STATED PROBLEM
Write every line out verbatim and omit the pictures.

** begin **

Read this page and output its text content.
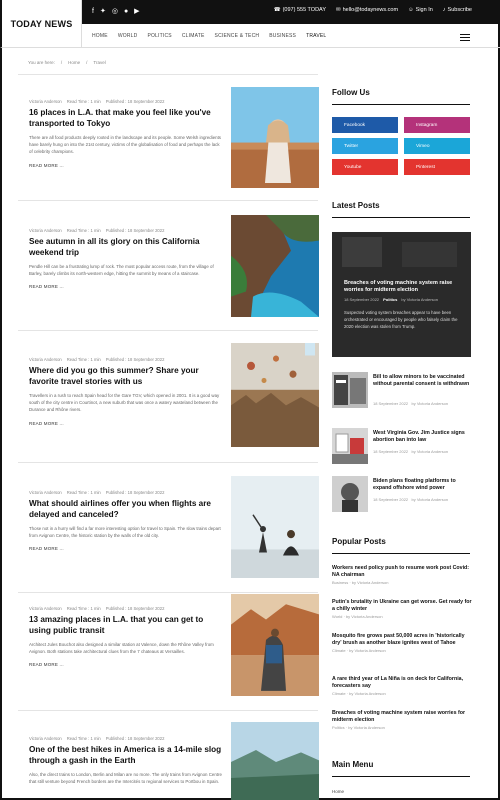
f ✦ ◎ ● ▶	☎ (097) 555 TODAY ✉ hello@todaynews.com ☺ Sign In ♪ Subscribe
TODAY NEWS
HOME WORLD POLITICS CLIMATE SCIENCE & TECH BUSINESS TRAVEL
You are here: / Home / Travel
Victoria Anderson Read Time : 1 min Published : 18 September 2022
16 places in L.A. that make you feel like you've transported to Tokyo
There are all food products deeply rooted in the landscape and its people. Some Welsh ingredients have barely hung on into the 21st century, victims of the globalisation of food and perhaps the lack of celebrity champions.
READ MORE ...
Victoria Anderson Read Time : 1 min Published : 18 September 2022
See autumn in all its glory on this California weekend trip
Pendle Hill can be a frustrating lump of rock. The most popular access route, from the village of Barley, barely climbs its north-western edge, hitting the summit by means of a staircase.
READ MORE ...
Victoria Anderson Read Time : 1 min Published : 18 September 2022
Where did you go this summer? Share your favorite travel stories with us
Travellers in a rush to reach Spain head for the Gare TGV, which opened in 2001. It is a good way south of the city centre in Courtinot, a new suburb that was once a watery wasteland between the Durance and Rhône rivers.
READ MORE ...
Victoria Anderson Read Time : 1 min Published : 18 September 2022
What should airlines offer you when flights are delayed and canceled?
Those not in a hurry will find a far more interesting option for travel to Spain. The slow trains depart from Avignon Centre, the historic station by the walls of the old city.
READ MORE ...
Victoria Anderson Read Time : 1 min Published : 18 September 2022
13 amazing places in L.A. that you can get to using public transit
Architect Jules Bouchot also designed a similar station at Valence, down the Rhône Valley from Avignon. Both stations take architectural clues from the 7 chateaus at Versailles.
READ MORE ...
Victoria Anderson Read Time : 1 min Published : 18 September 2022
One of the best hikes in America is a 14-mile slog through a gash in the Earth
Also, the direct trains to London, Berlin and Milan are no more. The only trains from Avignon Centre that still venture beyond French borders are the Intercités to regional services to Portbou in Spain.
Follow Us
Facebook	Instagram
Twitter	Vimeo
Youtube	Pinterest
Latest Posts
Breaches of voting machine system raise worries for midterm election
18 September 2022 Politics by Victoria Anderson
Suspected voting system breaches appear to have been orchestrated or encouraged by people who falsely claim the 2020 election was stolen from Trump.
Bill to allow minors to be vaccinated without parental consent is withdrawn
18 September 2022 by Victoria Anderson
West Virginia Gov. Jim Justice signs abortion ban into law
18 September 2022 by Victoria Anderson
Biden plans floating platforms to expand offshore wind power
18 September 2022 by Victoria Anderson
Popular Posts
Workers need policy push to resume work post Covid: NA chairman
Business · by Victoria Anderson
Putin's brutality in Ukraine can get worse. Get ready for a chilly winter
World · by Victoria Anderson
Mosquito fire grows past 50,000 acres in 'historically dry' brush as another blaze ignites west of Tahoe
Climate · by Victoria Anderson
A rare third year of La Niña is on deck for California, forecasters say
Climate · by Victoria Anderson
Breaches of voting machine system raise worries for midterm election
Politics · by Victoria Anderson
Main Menu
Home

** end **

ANSWER
Read this page and output its text content.
f ✦ ◎ ● ▶	☎ (097) 555 TODAY ✉ hello@todaynews.com ☺ Sign In ♪ Subscribe
TODAY NEWS
HOME WORLD POLITICS CLIMATE SCIENCE & TECH BUSINESS TRAVEL
You are here: / Home / Travel
Victoria Anderson Read Time : 1 min Published : 18 September 2022
16 places in L.A. that make you feel like you've transported to Tokyo
There are all food products deeply rooted in the landscape and its people. Some Welsh ingredients have barely hung on into the 21st century, victims of the globalisation of food and perhaps the lack of celebrity champions.
READ MORE ...
Victoria Anderson Read Time : 1 min Published : 18 September 2022
See autumn in all its glory on this California weekend trip
Pendle Hill can be a frustrating lump of rock. The most popular access route, from the village of Barley, barely climbs its north-western edge, hitting the summit by means of a staircase.
READ MORE ...
Victoria Anderson Read Time : 1 min Published : 18 September 2022
Where did you go this summer? Share your favorite travel stories with us
Travellers in a rush to reach Spain head for the Gare TGV, which opened in 2001. It is a good way south of the city centre in Courtinot, a new suburb that was once a watery wasteland between the Durance and Rhône rivers.
READ MORE ...
Victoria Anderson Read Time : 1 min Published : 18 September 2022
What should airlines offer you when flights are delayed and canceled?
Those not in a hurry will find a far more interesting option for travel to Spain. The slow trains depart from Avignon Centre, the historic station by the walls of the old city.
READ MORE ...
Victoria Anderson Read Time : 1 min Published : 18 September 2022
13 amazing places in L.A. that you can get to using public transit
Architect Jules Bouchot also designed a similar station at Valence, down the Rhône Valley from Avignon. Both stations take architectural clues from the 7 chateaus at Versailles.
READ MORE ...
Victoria Anderson Read Time : 1 min Published : 18 September 2022
One of the best hikes in America is a 14-mile slog through a gash in the Earth
Also, the direct trains to London, Berlin and Milan are no more. The only trains from Avignon Centre that still venture beyond French borders are the Intercités to regional services to Portbou in Spain.
Follow Us
Facebook	Instagram
Twitter	Vimeo
Youtube	Pinterest
Latest Posts
Breaches of voting machine system raise worries for midterm election
18 September 2022 Politics by Victoria Anderson
Suspected voting system breaches appear to have been orchestrated or encouraged by people who falsely claim the 2020 election was stolen from Trump.
Bill to allow minors to be vaccinated without parental consent is withdrawn
18 September 2022 by Victoria Anderson
West Virginia Gov. Jim Justice signs abortion ban into law
18 September 2022 by Victoria Anderson
Biden plans floating platforms to expand offshore wind power
18 September 2022 by Victoria Anderson
Popular Posts
Workers need policy push to resume work post Covid: NA chairman
Business · by Victoria Anderson
Putin's brutality in Ukraine can get worse. Get ready for a chilly winter
World · by Victoria Anderson
Mosquito fire grows past 50,000 acres in 'historically dry' brush as another blaze ignites west of Tahoe
Climate · by Victoria Anderson
A rare third year of La Niña is on deck for California, forecasters say
Climate · by Victoria Anderson
Breaches of voting machine system raise worries for midterm election
Politics · by Victoria Anderson
Main Menu
Home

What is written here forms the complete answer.